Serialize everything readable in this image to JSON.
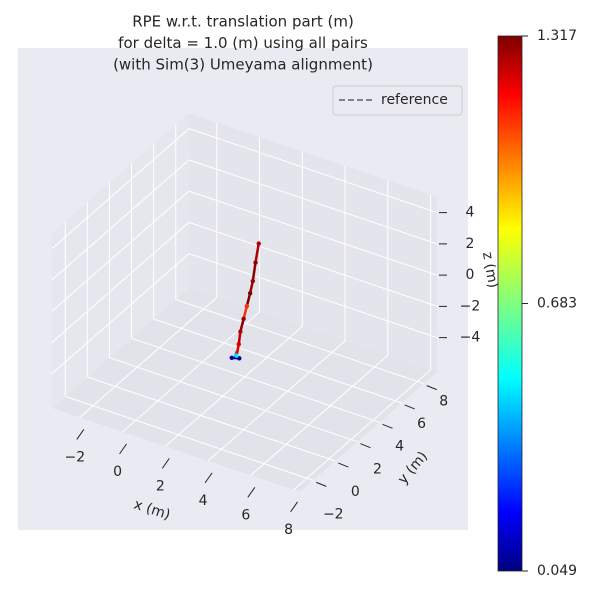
{
  "chart_data": {
    "type": "line3d",
    "title": [
      "RPE w.r.t. translation part (m)",
      "for delta = 1.0 (m) using all pairs",
      "(with Sim(3) Umeyama alignment)"
    ],
    "xlabel": "x (m)",
    "ylabel": "y (m)",
    "zlabel": "z (m)",
    "xlim": [
      -3.3,
      8.3
    ],
    "ylim": [
      -3.2,
      9.2
    ],
    "zlim": [
      -6.2,
      5.0
    ],
    "xticks": [
      {
        "value": -2,
        "label": "−2"
      },
      0,
      2,
      4,
      6,
      8
    ],
    "yticks": [
      {
        "value": -2,
        "label": "−2"
      },
      0,
      2,
      4,
      6,
      8
    ],
    "zticks": [
      {
        "value": -4,
        "label": "−4"
      },
      {
        "value": -2,
        "label": "−2"
      },
      0,
      2,
      4
    ],
    "grid": true,
    "legend": "upper right",
    "series": [
      {
        "name": "reference",
        "color": "#606060",
        "dashed": true,
        "x": [
          3.4,
          3.55,
          3.6,
          3.7,
          3.8,
          3.9,
          4.0,
          4.1,
          4.2
        ],
        "y": [
          0.35,
          0.4,
          0.5,
          0.6,
          0.7,
          0.8,
          0.85,
          0.9,
          1.0
        ],
        "z": [
          -2.0,
          -1.3,
          -0.5,
          0.4,
          1.2,
          2.0,
          2.8,
          4.0,
          5.2
        ]
      }
    ],
    "trajectory": {
      "colormap": "jet",
      "x": [
        3.3,
        3.6,
        3.5,
        3.55,
        3.6,
        3.7,
        3.8,
        3.9,
        4.0,
        4.1,
        4.2
      ],
      "y": [
        0.3,
        0.4,
        0.35,
        0.45,
        0.5,
        0.6,
        0.7,
        0.8,
        0.85,
        0.9,
        1.0
      ],
      "z": [
        -2.1,
        -2.05,
        -1.9,
        -1.2,
        -0.4,
        0.4,
        1.2,
        2.0,
        2.8,
        4.0,
        5.2
      ],
      "values": [
        0.1,
        0.05,
        0.5,
        1.2,
        1.25,
        1.3,
        1.1,
        1.317,
        1.28,
        1.3,
        1.25
      ]
    },
    "colorbar": {
      "lim": [
        0.049,
        1.317
      ],
      "ticks": [
        0.049,
        0.683,
        1.317
      ]
    }
  }
}
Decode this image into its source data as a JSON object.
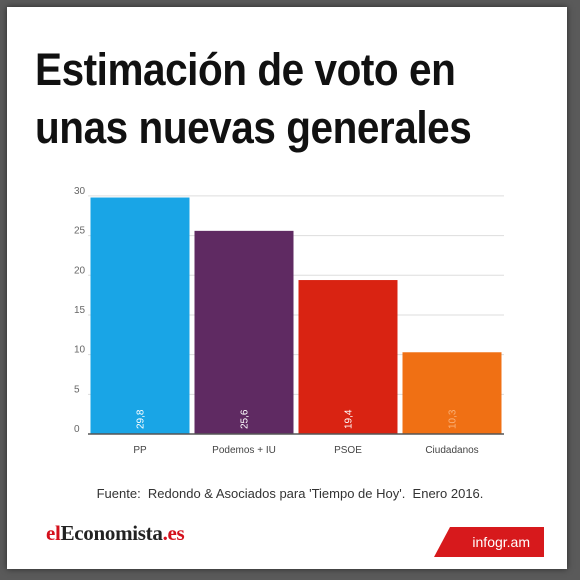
{
  "chart_data": {
    "type": "bar",
    "title": "Estimación de voto en unas nuevas generales",
    "categories": [
      "PP",
      "Podemos + IU",
      "PSOE",
      "Ciudadanos"
    ],
    "values": [
      29.8,
      25.6,
      19.4,
      10.3
    ],
    "value_labels": [
      "29,8",
      "25,6",
      "19,4",
      "10,3"
    ],
    "colors": [
      "#19a5e6",
      "#5f2a62",
      "#d92312",
      "#f07014"
    ],
    "yticks": [
      0,
      5,
      10,
      15,
      20,
      25,
      30
    ],
    "ylim": [
      0,
      31
    ],
    "grid": true,
    "xlabel": "",
    "ylabel": ""
  },
  "source": "Fuente:  Redondo & Asociados para 'Tiempo de Hoy'.  Enero 2016.",
  "logo": {
    "part1": "el",
    "part2": "Economista",
    "part3": ".es"
  },
  "badge": "infogr.am"
}
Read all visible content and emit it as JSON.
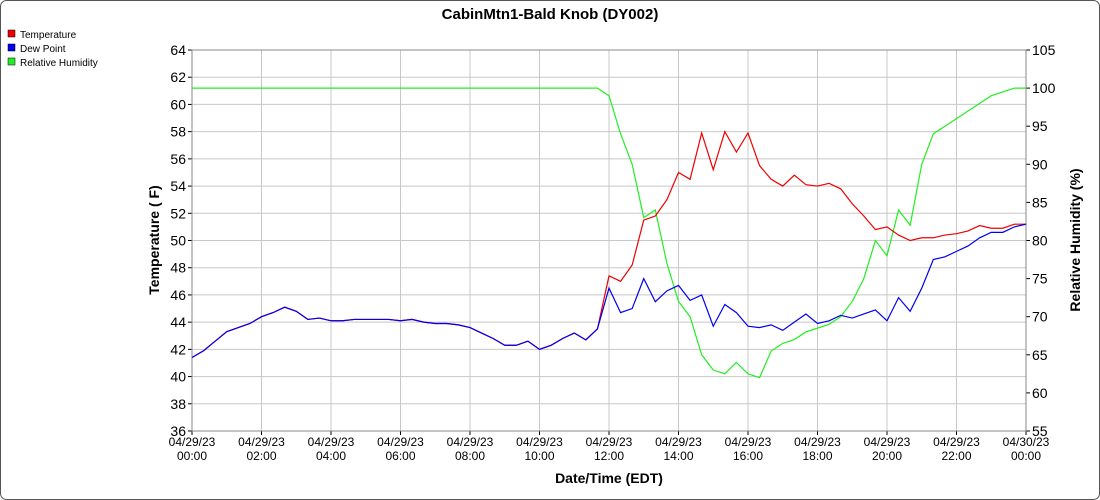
{
  "chart_data": {
    "type": "line",
    "title": "CabinMtn1-Bald Knob (DY002)",
    "x_label": "Date/Time (EDT)",
    "y_label": "Temperature ( F)",
    "y2_label": "Relative Humidity (%)",
    "x": [
      "04/29/23 00:00",
      "04/29/23 00:20",
      "04/29/23 00:40",
      "04/29/23 01:00",
      "04/29/23 01:20",
      "04/29/23 01:40",
      "04/29/23 02:00",
      "04/29/23 02:20",
      "04/29/23 02:40",
      "04/29/23 03:00",
      "04/29/23 03:20",
      "04/29/23 03:40",
      "04/29/23 04:00",
      "04/29/23 04:20",
      "04/29/23 04:40",
      "04/29/23 05:00",
      "04/29/23 05:20",
      "04/29/23 05:40",
      "04/29/23 06:00",
      "04/29/23 06:20",
      "04/29/23 06:40",
      "04/29/23 07:00",
      "04/29/23 07:20",
      "04/29/23 07:40",
      "04/29/23 08:00",
      "04/29/23 08:20",
      "04/29/23 08:40",
      "04/29/23 09:00",
      "04/29/23 09:20",
      "04/29/23 09:40",
      "04/29/23 10:00",
      "04/29/23 10:20",
      "04/29/23 10:40",
      "04/29/23 11:00",
      "04/29/23 11:20",
      "04/29/23 11:40",
      "04/29/23 12:00",
      "04/29/23 12:20",
      "04/29/23 12:40",
      "04/29/23 13:00",
      "04/29/23 13:20",
      "04/29/23 13:40",
      "04/29/23 14:00",
      "04/29/23 14:20",
      "04/29/23 14:40",
      "04/29/23 15:00",
      "04/29/23 15:20",
      "04/29/23 15:40",
      "04/29/23 16:00",
      "04/29/23 16:20",
      "04/29/23 16:40",
      "04/29/23 17:00",
      "04/29/23 17:20",
      "04/29/23 17:40",
      "04/29/23 18:00",
      "04/29/23 18:20",
      "04/29/23 18:40",
      "04/29/23 19:00",
      "04/29/23 19:20",
      "04/29/23 19:40",
      "04/29/23 20:00",
      "04/29/23 20:20",
      "04/29/23 20:40",
      "04/29/23 21:00",
      "04/29/23 21:20",
      "04/29/23 21:40",
      "04/29/23 22:00",
      "04/29/23 22:20",
      "04/29/23 22:40",
      "04/29/23 23:00",
      "04/29/23 23:20",
      "04/29/23 23:40",
      "04/30/23 00:00"
    ],
    "series": [
      {
        "name": "Temperature",
        "color": "#ee0000",
        "axis": "y",
        "values": [
          41.4,
          41.9,
          42.6,
          43.3,
          43.6,
          43.9,
          44.4,
          44.7,
          45.1,
          44.8,
          44.2,
          44.3,
          44.1,
          44.1,
          44.2,
          44.2,
          44.2,
          44.2,
          44.1,
          44.2,
          44.0,
          43.9,
          43.9,
          43.8,
          43.6,
          43.2,
          42.8,
          42.3,
          42.3,
          42.6,
          42.0,
          42.3,
          42.8,
          43.2,
          42.7,
          43.5,
          47.4,
          47.0,
          48.2,
          51.5,
          51.8,
          53.0,
          55.0,
          54.5,
          57.9,
          55.2,
          58.0,
          56.5,
          57.9,
          55.5,
          54.5,
          54.0,
          54.8,
          54.1,
          54.0,
          54.2,
          53.8,
          52.7,
          51.8,
          50.8,
          51.0,
          50.4,
          50.0,
          50.2,
          50.2,
          50.4,
          50.5,
          50.7,
          51.1,
          50.9,
          50.9,
          51.2,
          51.2
        ]
      },
      {
        "name": "Dew Point",
        "color": "#0000ee",
        "axis": "y",
        "values": [
          41.4,
          41.9,
          42.6,
          43.3,
          43.6,
          43.9,
          44.4,
          44.7,
          45.1,
          44.8,
          44.2,
          44.3,
          44.1,
          44.1,
          44.2,
          44.2,
          44.2,
          44.2,
          44.1,
          44.2,
          44.0,
          43.9,
          43.9,
          43.8,
          43.6,
          43.2,
          42.8,
          42.3,
          42.3,
          42.6,
          42.0,
          42.3,
          42.8,
          43.2,
          42.7,
          43.5,
          46.5,
          44.7,
          45.0,
          47.2,
          45.5,
          46.3,
          46.7,
          45.6,
          46.0,
          43.7,
          45.3,
          44.7,
          43.7,
          43.6,
          43.8,
          43.4,
          44.0,
          44.6,
          43.9,
          44.1,
          44.5,
          44.3,
          44.6,
          44.9,
          44.1,
          45.8,
          44.8,
          46.5,
          48.6,
          48.8,
          49.2,
          49.6,
          50.2,
          50.6,
          50.6,
          51.0,
          51.2
        ]
      },
      {
        "name": "Relative Humidity",
        "color": "#22ee22",
        "axis": "y2",
        "values": [
          100,
          100,
          100,
          100,
          100,
          100,
          100,
          100,
          100,
          100,
          100,
          100,
          100,
          100,
          100,
          100,
          100,
          100,
          100,
          100,
          100,
          100,
          100,
          100,
          100,
          100,
          100,
          100,
          100,
          100,
          100,
          100,
          100,
          100,
          100,
          100,
          99,
          94,
          90,
          83,
          84,
          77,
          72,
          70,
          65,
          63,
          62.5,
          64,
          62.5,
          62,
          65.5,
          66.5,
          67,
          68,
          68.5,
          69,
          70,
          72,
          75,
          80,
          78,
          84,
          82,
          90,
          94,
          95,
          96,
          97,
          98,
          99,
          99.5,
          100,
          100
        ]
      }
    ],
    "xlim": [
      "04/29/23 00:00",
      "04/30/23 00:00"
    ],
    "xticks": [
      "04/29/23 00:00",
      "04/29/23 02:00",
      "04/29/23 04:00",
      "04/29/23 06:00",
      "04/29/23 08:00",
      "04/29/23 10:00",
      "04/29/23 12:00",
      "04/29/23 14:00",
      "04/29/23 16:00",
      "04/29/23 18:00",
      "04/29/23 20:00",
      "04/29/23 22:00",
      "04/30/23 00:00"
    ],
    "ylim": [
      36,
      64
    ],
    "yticks": [
      36,
      38,
      40,
      42,
      44,
      46,
      48,
      50,
      52,
      54,
      56,
      58,
      60,
      62,
      64
    ],
    "y2lim": [
      55,
      105
    ],
    "y2ticks": [
      55,
      60,
      65,
      70,
      75,
      80,
      85,
      90,
      95,
      100,
      105
    ],
    "grid": true,
    "legend": "top-left"
  }
}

= = = = =

* **What is needed**
Above are the records. Copy every line in them holding "source".

* **Output for this task**
Decode this image into its source data as a JSON object.
  "source": "Fuente:  Redondo & Asociados para 'Tiempo de Hoy'.  Enero 2016.",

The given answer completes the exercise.